» **Working data**:
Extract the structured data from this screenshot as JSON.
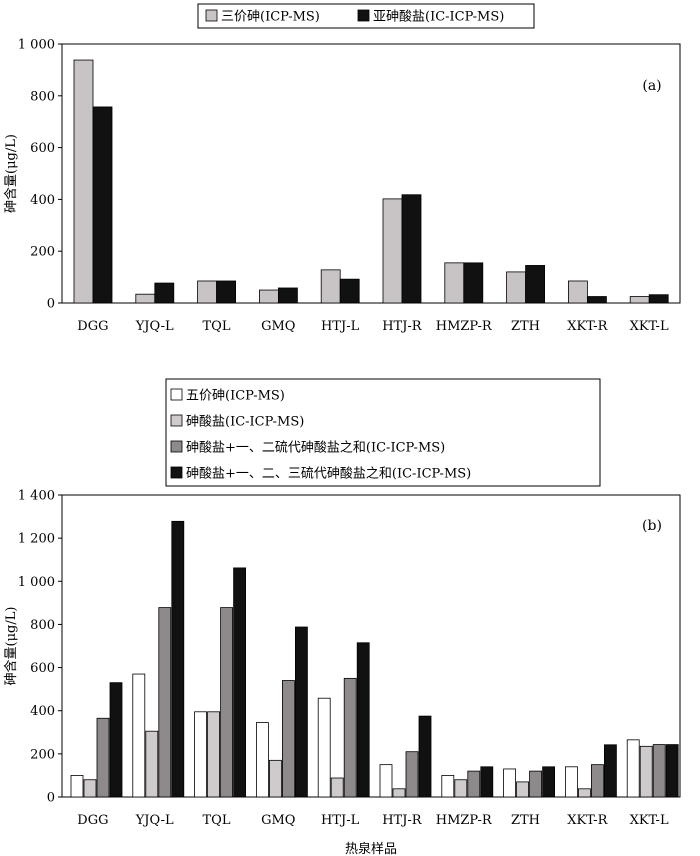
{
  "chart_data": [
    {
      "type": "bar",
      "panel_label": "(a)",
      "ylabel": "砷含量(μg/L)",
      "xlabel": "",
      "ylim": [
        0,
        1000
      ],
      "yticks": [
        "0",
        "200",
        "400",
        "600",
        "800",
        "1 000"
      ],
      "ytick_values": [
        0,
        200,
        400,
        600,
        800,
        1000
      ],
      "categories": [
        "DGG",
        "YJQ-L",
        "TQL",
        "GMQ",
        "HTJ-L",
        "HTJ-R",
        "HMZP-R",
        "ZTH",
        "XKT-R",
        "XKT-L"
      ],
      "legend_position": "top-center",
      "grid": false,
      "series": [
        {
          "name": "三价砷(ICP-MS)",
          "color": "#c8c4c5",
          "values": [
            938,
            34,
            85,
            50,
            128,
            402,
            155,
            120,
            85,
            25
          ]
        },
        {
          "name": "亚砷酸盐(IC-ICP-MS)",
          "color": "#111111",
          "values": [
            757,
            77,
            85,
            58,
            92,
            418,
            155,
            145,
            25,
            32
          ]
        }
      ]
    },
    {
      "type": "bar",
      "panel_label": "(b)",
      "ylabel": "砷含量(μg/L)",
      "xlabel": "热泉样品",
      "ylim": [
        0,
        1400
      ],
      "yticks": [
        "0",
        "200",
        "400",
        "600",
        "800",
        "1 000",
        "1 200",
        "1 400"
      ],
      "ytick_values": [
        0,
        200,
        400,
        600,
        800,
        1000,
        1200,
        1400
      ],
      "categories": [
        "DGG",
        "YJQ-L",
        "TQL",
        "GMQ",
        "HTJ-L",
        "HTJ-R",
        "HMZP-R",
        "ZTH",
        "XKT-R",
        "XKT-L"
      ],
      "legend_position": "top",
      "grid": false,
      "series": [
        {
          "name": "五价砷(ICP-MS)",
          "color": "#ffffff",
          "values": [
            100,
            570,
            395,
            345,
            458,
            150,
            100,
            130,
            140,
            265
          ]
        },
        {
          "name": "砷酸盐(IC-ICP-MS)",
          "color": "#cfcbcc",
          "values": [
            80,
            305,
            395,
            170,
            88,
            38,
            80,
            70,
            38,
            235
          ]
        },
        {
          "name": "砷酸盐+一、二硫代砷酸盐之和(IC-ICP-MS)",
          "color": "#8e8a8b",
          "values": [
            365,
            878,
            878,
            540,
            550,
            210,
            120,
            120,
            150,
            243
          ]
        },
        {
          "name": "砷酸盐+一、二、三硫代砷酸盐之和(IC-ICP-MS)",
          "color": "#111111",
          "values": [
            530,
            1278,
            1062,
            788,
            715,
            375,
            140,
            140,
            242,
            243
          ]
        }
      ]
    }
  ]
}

---

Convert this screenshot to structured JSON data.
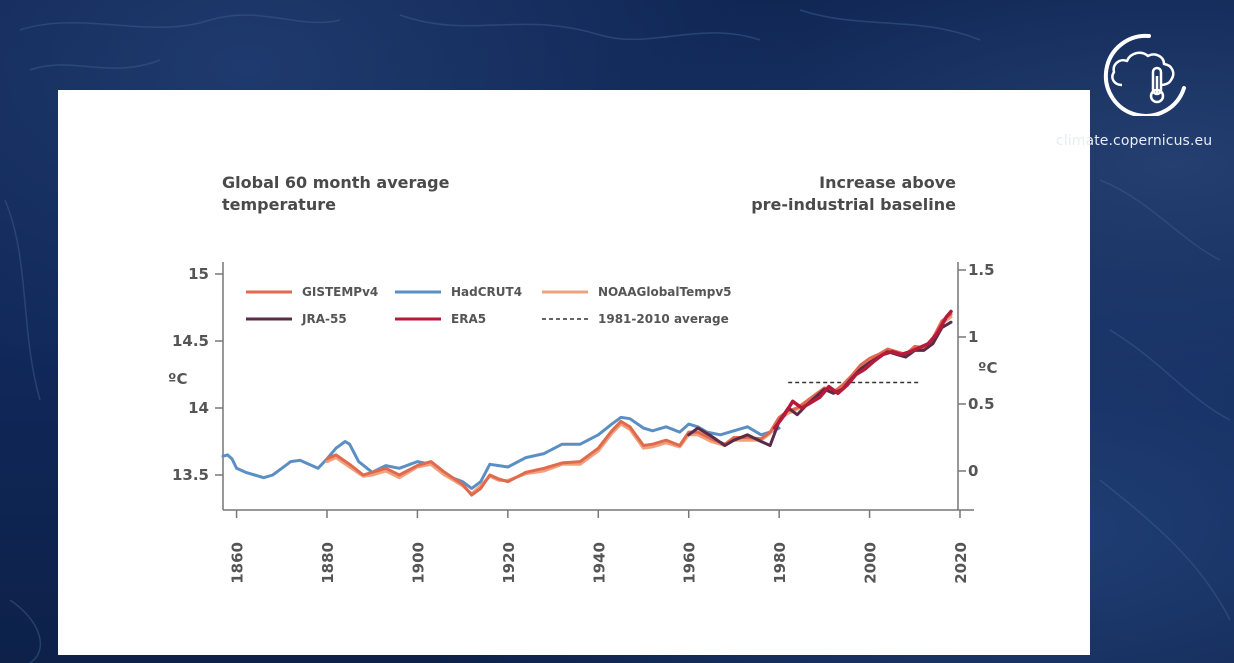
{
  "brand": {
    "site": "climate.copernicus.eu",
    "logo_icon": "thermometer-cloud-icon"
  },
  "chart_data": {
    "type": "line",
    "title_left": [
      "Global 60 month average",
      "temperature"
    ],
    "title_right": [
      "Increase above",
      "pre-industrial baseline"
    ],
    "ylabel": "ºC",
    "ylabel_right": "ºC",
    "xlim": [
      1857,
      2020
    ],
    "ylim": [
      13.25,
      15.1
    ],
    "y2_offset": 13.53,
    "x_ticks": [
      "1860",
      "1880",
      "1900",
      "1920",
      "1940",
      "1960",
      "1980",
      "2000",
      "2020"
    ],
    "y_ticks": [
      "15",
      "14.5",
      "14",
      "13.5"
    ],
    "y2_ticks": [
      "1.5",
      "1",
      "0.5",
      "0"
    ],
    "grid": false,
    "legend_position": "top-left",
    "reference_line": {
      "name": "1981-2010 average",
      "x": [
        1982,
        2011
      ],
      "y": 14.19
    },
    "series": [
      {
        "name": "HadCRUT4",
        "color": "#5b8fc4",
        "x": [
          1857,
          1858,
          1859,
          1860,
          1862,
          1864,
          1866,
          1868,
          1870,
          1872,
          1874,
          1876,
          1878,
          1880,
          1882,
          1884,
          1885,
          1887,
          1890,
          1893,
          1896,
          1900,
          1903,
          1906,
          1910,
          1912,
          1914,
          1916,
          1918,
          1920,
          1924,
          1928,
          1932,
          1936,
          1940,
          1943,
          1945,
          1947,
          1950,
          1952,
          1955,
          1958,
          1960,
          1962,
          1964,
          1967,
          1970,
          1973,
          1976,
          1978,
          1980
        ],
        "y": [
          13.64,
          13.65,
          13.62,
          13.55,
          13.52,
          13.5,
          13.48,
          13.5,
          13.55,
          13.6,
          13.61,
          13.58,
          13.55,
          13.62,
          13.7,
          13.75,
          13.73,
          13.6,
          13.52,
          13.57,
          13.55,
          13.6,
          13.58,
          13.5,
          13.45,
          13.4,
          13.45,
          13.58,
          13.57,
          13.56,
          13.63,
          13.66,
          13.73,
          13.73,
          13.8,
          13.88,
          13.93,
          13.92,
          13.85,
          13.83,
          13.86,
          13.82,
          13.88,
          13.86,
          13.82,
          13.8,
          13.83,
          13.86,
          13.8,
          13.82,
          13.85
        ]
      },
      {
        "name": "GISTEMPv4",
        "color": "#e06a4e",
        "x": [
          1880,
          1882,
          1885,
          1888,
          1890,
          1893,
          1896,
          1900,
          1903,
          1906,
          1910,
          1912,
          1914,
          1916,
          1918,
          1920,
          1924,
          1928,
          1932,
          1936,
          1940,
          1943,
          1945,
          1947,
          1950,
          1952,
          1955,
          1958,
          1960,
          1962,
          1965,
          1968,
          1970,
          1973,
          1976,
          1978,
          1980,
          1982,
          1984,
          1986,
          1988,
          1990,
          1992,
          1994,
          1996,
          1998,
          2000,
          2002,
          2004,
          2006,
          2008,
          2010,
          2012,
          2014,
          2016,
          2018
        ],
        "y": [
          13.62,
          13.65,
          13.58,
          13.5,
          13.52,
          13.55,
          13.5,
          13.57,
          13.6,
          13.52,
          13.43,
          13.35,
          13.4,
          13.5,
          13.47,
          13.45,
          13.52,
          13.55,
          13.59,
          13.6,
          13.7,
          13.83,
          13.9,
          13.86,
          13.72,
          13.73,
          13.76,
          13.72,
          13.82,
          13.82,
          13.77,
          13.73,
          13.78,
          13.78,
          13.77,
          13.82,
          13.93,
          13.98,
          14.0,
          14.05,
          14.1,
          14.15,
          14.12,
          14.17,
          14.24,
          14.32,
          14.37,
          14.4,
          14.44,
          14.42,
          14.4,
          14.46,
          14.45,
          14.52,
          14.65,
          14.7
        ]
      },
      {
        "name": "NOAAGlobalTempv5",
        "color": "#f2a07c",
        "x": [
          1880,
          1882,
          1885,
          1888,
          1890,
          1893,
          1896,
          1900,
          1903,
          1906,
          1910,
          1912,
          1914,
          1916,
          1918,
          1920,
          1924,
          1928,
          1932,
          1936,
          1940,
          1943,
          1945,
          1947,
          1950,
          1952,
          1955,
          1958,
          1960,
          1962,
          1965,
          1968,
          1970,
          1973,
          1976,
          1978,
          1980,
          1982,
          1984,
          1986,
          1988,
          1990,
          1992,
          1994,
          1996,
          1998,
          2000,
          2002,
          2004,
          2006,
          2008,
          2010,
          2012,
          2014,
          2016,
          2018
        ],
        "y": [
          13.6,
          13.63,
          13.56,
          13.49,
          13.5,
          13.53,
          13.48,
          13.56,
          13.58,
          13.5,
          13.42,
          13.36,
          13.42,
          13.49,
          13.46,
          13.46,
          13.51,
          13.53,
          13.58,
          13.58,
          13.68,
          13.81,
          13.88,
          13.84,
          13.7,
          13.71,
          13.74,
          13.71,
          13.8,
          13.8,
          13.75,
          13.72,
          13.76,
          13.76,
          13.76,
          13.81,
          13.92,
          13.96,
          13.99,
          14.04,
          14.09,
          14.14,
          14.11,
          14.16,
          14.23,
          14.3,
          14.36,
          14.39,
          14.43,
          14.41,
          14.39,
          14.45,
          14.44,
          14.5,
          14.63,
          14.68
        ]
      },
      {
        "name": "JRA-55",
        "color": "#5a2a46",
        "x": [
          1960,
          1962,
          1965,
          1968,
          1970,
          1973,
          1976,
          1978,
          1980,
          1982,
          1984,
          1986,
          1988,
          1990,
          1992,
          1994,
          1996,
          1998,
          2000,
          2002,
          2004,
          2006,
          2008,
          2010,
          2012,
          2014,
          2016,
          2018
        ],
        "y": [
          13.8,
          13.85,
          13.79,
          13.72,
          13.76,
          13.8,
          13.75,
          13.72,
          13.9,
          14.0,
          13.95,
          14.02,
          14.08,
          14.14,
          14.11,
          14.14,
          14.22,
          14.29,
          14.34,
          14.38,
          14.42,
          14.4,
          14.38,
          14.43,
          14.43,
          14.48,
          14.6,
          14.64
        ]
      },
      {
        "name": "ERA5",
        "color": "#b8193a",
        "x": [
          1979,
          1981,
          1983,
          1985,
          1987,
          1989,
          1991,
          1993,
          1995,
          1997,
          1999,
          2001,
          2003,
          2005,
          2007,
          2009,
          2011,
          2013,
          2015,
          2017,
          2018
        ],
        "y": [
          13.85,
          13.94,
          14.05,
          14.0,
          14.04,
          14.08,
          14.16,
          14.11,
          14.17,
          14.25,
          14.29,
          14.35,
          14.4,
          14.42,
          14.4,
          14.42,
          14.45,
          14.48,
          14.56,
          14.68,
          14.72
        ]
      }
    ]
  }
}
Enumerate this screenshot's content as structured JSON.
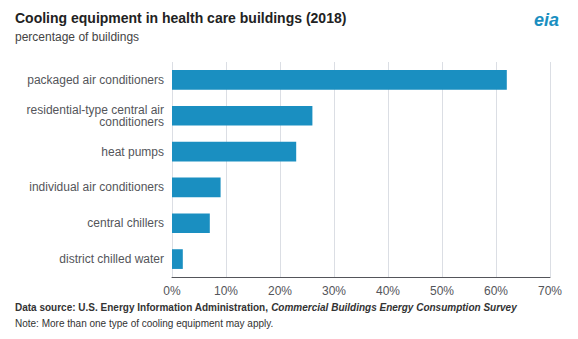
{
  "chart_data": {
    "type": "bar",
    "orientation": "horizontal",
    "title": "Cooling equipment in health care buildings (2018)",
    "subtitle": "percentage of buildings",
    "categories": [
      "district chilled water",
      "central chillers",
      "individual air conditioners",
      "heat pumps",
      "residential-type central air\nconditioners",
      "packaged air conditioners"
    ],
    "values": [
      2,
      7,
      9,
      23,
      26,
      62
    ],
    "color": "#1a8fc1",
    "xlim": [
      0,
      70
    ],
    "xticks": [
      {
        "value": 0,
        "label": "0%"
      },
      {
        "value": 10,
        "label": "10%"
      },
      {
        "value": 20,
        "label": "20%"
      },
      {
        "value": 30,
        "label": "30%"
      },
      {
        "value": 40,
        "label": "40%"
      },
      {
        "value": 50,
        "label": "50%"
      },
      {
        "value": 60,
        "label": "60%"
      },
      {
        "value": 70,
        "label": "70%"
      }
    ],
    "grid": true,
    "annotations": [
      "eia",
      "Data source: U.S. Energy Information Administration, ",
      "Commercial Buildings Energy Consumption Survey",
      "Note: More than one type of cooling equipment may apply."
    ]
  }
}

* * *

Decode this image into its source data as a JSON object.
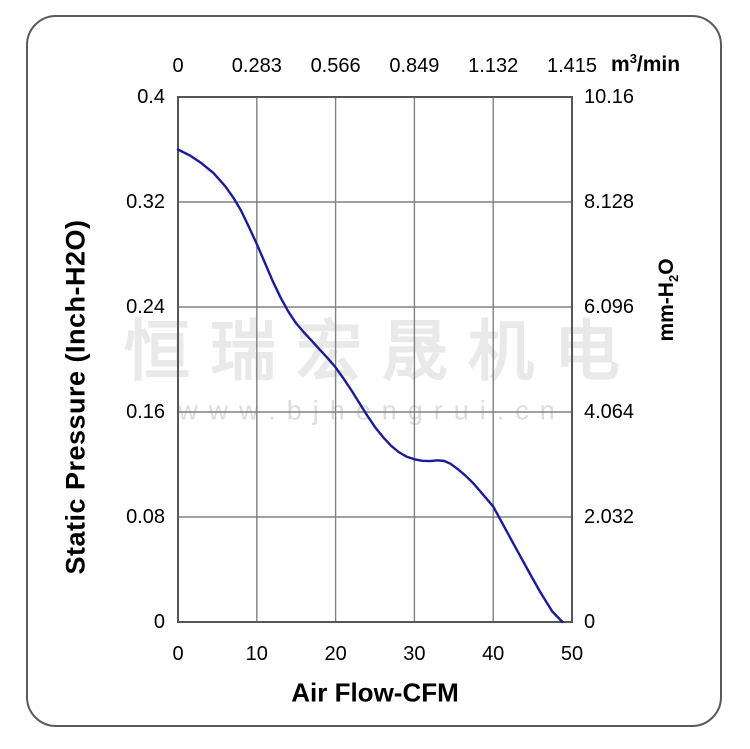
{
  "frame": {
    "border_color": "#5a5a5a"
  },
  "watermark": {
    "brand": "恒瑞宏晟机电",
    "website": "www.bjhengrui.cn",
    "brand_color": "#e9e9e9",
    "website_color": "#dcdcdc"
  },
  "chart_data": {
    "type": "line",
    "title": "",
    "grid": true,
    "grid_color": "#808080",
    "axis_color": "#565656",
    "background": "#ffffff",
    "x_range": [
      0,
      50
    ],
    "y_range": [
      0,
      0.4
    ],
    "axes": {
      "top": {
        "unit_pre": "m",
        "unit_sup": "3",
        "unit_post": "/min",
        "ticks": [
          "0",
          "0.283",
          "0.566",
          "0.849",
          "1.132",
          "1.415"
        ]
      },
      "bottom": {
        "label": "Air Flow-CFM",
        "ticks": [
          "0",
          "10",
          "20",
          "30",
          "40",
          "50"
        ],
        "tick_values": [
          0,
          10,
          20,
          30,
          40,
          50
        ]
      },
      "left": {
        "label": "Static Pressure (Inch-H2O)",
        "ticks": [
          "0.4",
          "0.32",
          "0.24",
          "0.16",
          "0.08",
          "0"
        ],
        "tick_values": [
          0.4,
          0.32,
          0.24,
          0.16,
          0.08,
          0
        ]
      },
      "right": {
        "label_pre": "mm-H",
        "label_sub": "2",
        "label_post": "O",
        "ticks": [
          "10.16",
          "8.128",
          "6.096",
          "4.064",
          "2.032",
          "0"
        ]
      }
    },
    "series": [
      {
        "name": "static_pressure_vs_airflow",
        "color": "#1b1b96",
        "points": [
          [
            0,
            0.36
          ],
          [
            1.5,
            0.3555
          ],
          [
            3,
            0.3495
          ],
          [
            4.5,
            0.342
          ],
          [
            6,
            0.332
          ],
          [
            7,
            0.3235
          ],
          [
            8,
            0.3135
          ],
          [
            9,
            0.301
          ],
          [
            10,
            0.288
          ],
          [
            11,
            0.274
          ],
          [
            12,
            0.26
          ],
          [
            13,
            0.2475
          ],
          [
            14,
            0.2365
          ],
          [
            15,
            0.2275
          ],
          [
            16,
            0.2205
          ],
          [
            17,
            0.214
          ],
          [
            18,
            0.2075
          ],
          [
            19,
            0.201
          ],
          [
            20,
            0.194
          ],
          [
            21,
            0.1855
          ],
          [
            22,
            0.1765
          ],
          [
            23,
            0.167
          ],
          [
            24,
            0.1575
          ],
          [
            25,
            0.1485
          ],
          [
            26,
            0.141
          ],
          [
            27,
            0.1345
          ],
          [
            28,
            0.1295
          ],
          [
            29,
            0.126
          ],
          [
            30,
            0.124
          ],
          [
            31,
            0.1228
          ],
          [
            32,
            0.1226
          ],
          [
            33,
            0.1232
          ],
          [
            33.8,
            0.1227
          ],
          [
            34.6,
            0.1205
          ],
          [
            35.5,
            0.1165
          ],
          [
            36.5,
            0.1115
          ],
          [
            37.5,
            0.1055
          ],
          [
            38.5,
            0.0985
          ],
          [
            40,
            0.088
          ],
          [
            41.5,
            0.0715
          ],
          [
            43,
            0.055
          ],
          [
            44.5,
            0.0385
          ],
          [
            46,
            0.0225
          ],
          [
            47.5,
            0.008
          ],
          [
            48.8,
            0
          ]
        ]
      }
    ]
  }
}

» **Required work**: Give the number of lines in the listing above that contain "average", and nothing else.

» **Solved problem**: 2